• Goal of the exercise
Copy every line of the records below that holds the word "this".

Saved entries
________________________________________

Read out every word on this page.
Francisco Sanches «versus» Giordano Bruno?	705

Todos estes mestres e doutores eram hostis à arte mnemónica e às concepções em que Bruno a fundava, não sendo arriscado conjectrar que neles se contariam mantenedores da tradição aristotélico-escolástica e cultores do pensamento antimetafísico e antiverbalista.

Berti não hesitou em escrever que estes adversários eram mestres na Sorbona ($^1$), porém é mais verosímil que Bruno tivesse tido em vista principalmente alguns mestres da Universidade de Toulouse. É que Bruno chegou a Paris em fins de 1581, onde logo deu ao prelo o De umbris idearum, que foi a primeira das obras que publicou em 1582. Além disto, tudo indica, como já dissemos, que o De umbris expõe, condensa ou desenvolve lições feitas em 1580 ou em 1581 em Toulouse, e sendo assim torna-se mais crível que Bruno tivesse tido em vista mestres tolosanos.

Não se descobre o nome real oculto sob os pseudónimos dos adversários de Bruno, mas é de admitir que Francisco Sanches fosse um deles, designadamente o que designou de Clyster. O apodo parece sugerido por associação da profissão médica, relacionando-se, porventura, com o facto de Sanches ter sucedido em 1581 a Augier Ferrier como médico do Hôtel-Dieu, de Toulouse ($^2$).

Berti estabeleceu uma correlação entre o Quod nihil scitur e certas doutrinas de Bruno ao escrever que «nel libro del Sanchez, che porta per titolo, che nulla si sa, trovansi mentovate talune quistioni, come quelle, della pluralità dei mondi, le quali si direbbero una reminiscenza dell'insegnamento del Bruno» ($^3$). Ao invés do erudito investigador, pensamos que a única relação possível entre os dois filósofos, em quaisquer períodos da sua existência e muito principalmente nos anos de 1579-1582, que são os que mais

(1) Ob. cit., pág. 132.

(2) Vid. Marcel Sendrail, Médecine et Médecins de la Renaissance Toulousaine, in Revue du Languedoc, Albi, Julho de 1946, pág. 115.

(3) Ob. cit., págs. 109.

________________________________________

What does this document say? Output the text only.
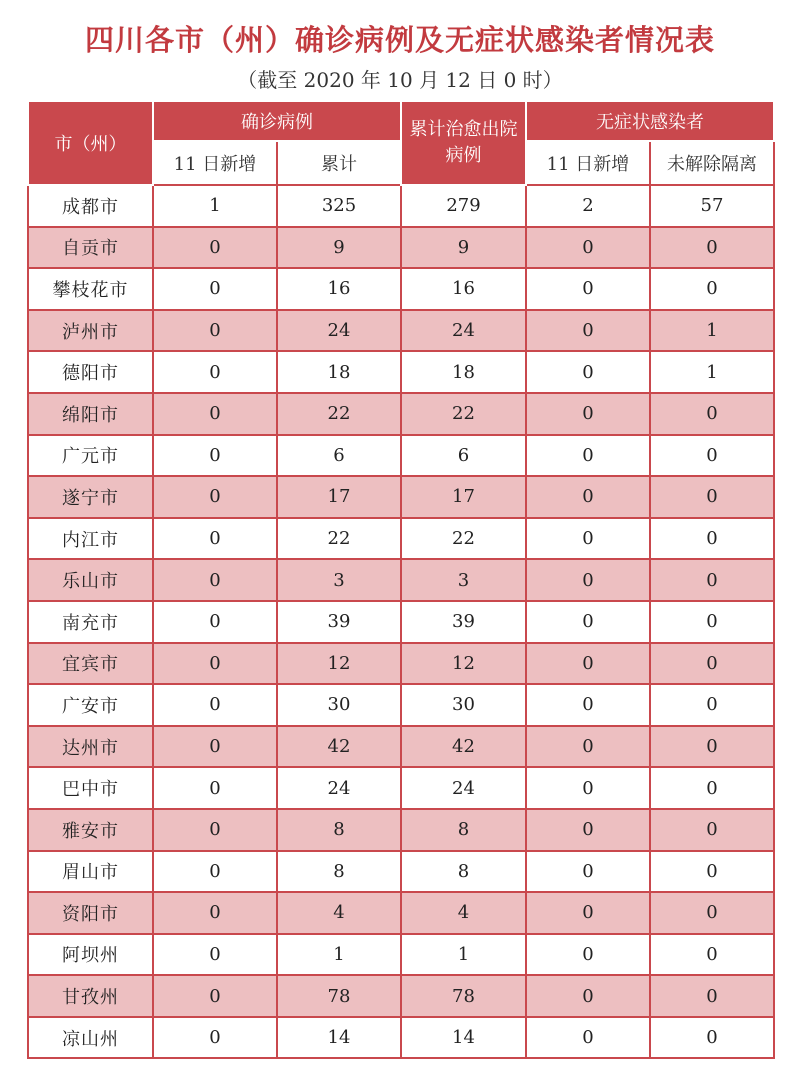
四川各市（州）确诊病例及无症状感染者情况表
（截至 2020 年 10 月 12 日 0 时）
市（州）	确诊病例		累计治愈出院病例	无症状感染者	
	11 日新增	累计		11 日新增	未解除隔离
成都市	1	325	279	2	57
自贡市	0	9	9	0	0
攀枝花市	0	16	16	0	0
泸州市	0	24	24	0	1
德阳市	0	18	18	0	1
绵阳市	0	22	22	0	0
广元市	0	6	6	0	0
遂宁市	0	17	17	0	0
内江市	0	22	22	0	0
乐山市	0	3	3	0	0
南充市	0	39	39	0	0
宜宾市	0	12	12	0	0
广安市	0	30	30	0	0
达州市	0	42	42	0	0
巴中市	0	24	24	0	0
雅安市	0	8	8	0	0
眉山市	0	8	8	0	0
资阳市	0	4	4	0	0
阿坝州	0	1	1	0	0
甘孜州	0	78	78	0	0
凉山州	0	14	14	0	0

________________________________________

• Finished task
Read out every word on this page.
What does this document say? Output the text only.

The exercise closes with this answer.